Dataset excerpts

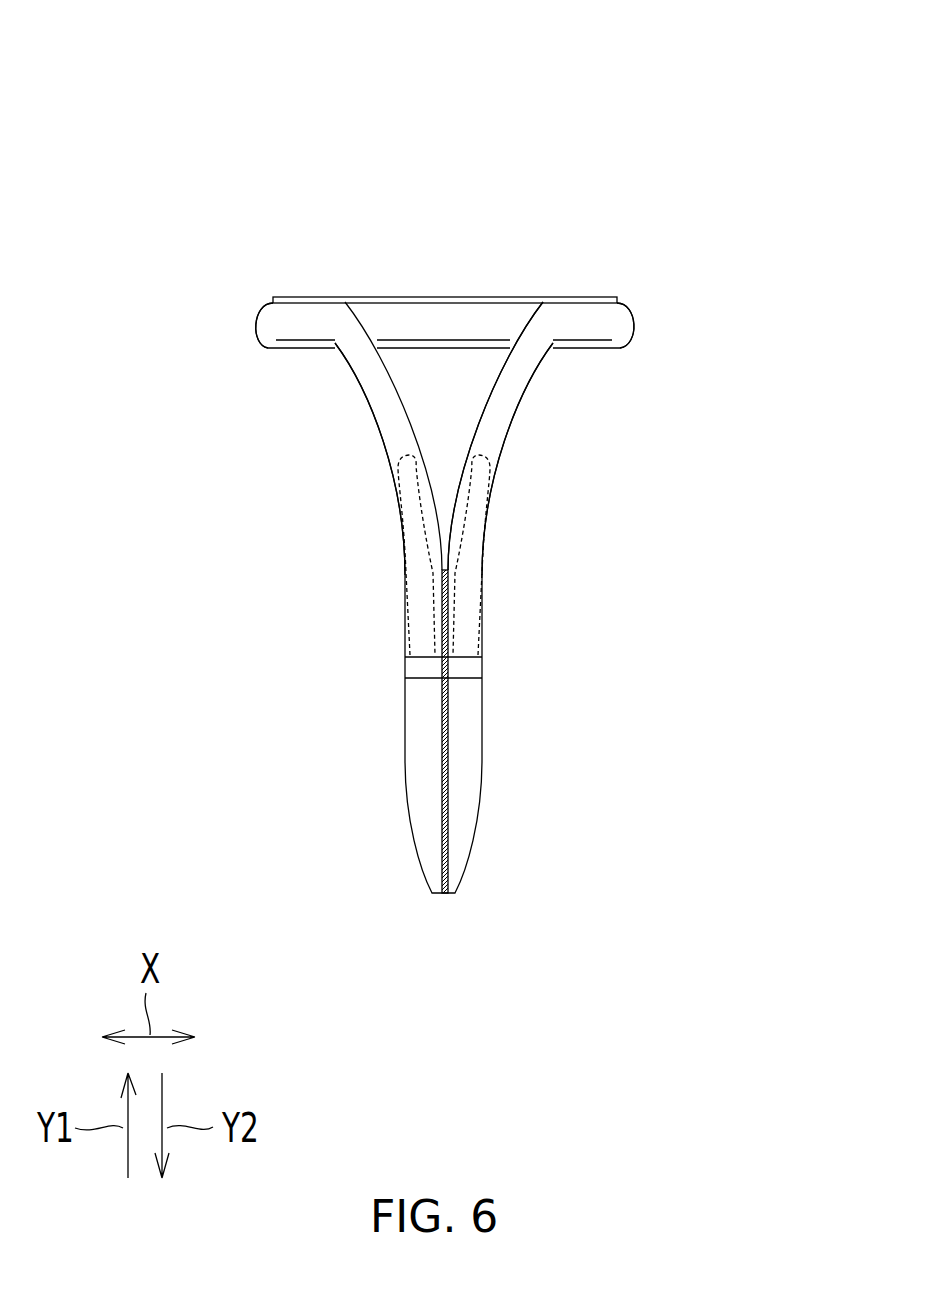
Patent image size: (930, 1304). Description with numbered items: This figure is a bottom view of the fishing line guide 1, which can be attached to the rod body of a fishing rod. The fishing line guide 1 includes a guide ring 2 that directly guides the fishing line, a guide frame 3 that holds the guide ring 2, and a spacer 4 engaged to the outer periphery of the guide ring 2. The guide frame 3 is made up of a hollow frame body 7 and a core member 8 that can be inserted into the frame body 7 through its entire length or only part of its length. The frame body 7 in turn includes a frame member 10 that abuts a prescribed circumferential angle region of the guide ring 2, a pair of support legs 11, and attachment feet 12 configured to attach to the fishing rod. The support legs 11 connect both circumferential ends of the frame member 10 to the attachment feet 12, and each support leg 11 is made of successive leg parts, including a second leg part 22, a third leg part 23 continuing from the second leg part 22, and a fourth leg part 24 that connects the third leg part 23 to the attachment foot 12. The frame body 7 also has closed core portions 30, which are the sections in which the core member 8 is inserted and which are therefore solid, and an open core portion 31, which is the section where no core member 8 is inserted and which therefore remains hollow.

The fishing line guide 1 is at (688, 142).
The guide ring 2 is at (462, 296).
The guide frame 3 is at (633, 322).
The spacer 4 is at (442, 325).
The frame body 7 is at (512, 430).
The core member 8 is at (392, 558).
The frame member 10 is at (253, 322).
The support leg 11 is at (395, 507).
The attachment foot 12 is at (404, 762).
The second leg part 22 is at (373, 430).
The third leg part 23 is at (404, 633).
The fourth leg part 24 is at (404, 668).
The closed core portion 30 is at (403, 600).
The open core portion 31 is at (348, 373).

**Exercise:** Render every line of the listing above as a Markdown table with the columns "Row" and "Line," numbering the rows and skipping blank lines. Leave out the pictures.

**Task answer:**
| Row | Line |
|---|---|
| 1 | Patent image size: (930, 1304). Description with numbered items: This figure is a bottom view of the fishing line guide 1, which can be attached to the rod body of a fishing rod. The fishing line guide 1 includes a guide ring 2 that directly guides the fishing line, a guide frame 3 that holds the guide ring 2, and a spacer 4 engaged to the outer periphery of the guide ring 2. The guide frame 3 is made up of a hollow frame body 7 and a core member 8 that can be inserted into the frame body 7 through its entire length or only part of its length. The frame body 7 in turn includes a frame member 10 that abuts a prescribed circumferential angle region of the guide ring 2, a pair of support legs 11, and attachment feet 12 configured to attach to the fishing rod. The support legs 11 connect both circumferential ends of the frame member 10 to the attachment feet 12, and each support leg 11 is made of successive leg parts, including a second leg part 22, a third leg part 23 continuing from the second leg part 22, and a fourth leg part 24 that connects the third leg part 23 to the attachment foot 12. The frame body 7 also has closed core portions 30, which are the sections in which the core member 8 is inserted and which are therefore solid, and an open core portion 31, which is the section where no core member 8 is inserted and which therefore remains hollow. |
| 2 | The fishing line guide 1 is at (688, 142). |
| 3 | The guide ring 2 is at (462, 296). |
| 4 | The guide frame 3 is at (633, 322). |
| 5 | The spacer 4 is at (442, 325). |
| 6 | The frame body 7 is at (512, 430). |
| 7 | The core member 8 is at (392, 558). |
| 8 | The frame member 10 is at (253, 322). |
| 9 | The support leg 11 is at (395, 507). |
| 10 | The attachment foot 12 is at (404, 762). |
| 11 | The second leg part 22 is at (373, 430). |
| 12 | The third leg part 23 is at (404, 633). |
| 13 | The fourth leg part 24 is at (404, 668). |
| 14 | The closed core portion 30 is at (403, 600). |
| 15 | The open core portion 31 is at (348, 373). |